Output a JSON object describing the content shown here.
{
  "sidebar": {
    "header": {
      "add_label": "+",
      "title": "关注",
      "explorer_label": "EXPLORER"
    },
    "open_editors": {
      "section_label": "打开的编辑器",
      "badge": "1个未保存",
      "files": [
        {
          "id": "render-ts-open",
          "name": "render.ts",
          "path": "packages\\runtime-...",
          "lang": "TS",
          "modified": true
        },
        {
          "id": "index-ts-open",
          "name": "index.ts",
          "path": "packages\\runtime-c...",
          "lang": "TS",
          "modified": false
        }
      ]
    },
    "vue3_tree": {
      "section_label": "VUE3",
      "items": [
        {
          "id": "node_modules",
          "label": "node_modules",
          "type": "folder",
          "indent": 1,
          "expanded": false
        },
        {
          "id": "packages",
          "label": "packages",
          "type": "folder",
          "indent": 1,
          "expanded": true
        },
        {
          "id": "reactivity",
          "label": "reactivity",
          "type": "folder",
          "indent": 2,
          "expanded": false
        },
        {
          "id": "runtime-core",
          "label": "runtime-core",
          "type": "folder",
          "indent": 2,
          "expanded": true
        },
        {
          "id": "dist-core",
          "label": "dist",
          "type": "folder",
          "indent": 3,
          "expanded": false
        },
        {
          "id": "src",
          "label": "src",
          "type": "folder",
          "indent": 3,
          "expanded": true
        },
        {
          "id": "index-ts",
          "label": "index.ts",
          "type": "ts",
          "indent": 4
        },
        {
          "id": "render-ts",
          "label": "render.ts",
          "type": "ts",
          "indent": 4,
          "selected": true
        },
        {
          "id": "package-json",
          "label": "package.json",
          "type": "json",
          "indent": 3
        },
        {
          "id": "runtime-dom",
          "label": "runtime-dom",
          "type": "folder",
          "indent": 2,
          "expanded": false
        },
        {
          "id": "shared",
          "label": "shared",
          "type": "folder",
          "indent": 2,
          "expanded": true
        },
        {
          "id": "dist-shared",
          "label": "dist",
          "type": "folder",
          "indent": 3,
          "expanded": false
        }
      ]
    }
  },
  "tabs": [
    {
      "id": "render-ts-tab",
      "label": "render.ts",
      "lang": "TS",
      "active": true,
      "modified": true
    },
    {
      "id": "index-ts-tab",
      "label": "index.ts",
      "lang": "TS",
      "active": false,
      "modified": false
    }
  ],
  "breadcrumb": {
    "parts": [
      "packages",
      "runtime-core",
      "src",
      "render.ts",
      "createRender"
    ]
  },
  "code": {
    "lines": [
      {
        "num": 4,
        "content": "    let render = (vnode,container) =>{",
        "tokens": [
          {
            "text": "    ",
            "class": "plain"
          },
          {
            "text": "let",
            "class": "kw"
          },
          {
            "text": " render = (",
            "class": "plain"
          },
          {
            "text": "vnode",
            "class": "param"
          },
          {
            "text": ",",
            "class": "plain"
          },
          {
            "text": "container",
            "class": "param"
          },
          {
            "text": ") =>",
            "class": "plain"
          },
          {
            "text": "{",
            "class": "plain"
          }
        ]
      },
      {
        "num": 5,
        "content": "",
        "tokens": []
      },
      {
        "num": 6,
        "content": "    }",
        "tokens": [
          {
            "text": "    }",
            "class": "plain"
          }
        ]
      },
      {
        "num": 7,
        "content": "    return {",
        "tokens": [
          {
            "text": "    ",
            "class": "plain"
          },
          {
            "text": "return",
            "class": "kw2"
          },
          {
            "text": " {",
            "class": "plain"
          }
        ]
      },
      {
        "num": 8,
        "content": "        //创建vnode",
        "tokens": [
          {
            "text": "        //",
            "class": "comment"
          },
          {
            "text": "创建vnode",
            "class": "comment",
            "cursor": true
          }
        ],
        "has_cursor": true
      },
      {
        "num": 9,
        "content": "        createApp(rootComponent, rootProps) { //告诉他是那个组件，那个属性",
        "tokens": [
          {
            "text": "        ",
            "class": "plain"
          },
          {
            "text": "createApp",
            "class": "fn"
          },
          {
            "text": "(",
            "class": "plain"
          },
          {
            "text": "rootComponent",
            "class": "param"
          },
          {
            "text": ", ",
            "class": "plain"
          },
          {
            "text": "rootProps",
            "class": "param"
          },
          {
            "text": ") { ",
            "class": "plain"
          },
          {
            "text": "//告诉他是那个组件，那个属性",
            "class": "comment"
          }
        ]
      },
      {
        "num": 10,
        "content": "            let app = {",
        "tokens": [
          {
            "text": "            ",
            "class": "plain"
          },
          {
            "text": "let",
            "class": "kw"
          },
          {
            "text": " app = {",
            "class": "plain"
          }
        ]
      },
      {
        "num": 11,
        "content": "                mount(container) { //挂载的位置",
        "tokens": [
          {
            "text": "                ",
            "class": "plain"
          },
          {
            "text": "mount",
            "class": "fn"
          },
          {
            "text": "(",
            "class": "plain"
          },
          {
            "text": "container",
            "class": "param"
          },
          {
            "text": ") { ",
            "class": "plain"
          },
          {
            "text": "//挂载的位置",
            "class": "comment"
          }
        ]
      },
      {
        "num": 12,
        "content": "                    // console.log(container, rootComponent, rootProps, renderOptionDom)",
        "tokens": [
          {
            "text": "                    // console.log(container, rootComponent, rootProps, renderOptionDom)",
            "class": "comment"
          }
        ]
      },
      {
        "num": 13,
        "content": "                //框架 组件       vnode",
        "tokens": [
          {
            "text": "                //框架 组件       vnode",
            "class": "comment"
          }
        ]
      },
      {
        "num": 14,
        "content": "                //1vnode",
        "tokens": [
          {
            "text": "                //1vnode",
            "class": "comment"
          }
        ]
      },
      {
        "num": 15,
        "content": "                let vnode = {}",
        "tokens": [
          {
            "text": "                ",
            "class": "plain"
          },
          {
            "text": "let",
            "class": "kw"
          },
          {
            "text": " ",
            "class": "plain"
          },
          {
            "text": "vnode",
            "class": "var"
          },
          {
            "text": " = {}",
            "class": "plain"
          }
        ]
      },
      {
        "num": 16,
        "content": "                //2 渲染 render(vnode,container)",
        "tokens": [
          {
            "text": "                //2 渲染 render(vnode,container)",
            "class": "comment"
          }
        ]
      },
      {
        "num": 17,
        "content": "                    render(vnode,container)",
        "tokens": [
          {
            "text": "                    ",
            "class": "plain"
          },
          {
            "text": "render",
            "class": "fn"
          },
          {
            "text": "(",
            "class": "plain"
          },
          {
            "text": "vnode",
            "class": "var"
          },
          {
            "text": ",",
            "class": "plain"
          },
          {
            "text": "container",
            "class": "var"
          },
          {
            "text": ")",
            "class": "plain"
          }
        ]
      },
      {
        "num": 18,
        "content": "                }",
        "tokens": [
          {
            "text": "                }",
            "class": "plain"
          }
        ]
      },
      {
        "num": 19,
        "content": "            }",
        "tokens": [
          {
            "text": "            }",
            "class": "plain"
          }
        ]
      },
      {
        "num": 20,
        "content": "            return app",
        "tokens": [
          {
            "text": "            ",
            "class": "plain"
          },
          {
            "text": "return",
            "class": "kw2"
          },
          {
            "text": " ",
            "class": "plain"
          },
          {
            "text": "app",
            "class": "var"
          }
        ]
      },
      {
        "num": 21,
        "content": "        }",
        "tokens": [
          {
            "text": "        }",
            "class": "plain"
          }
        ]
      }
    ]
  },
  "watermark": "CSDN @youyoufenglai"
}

EXERCISE OBJECTIVE: Pull out every line above that holds the word "path".

TASK RESULT:
          "path": "packages\\runtime-...",
          "path": "packages\\runtime-c...",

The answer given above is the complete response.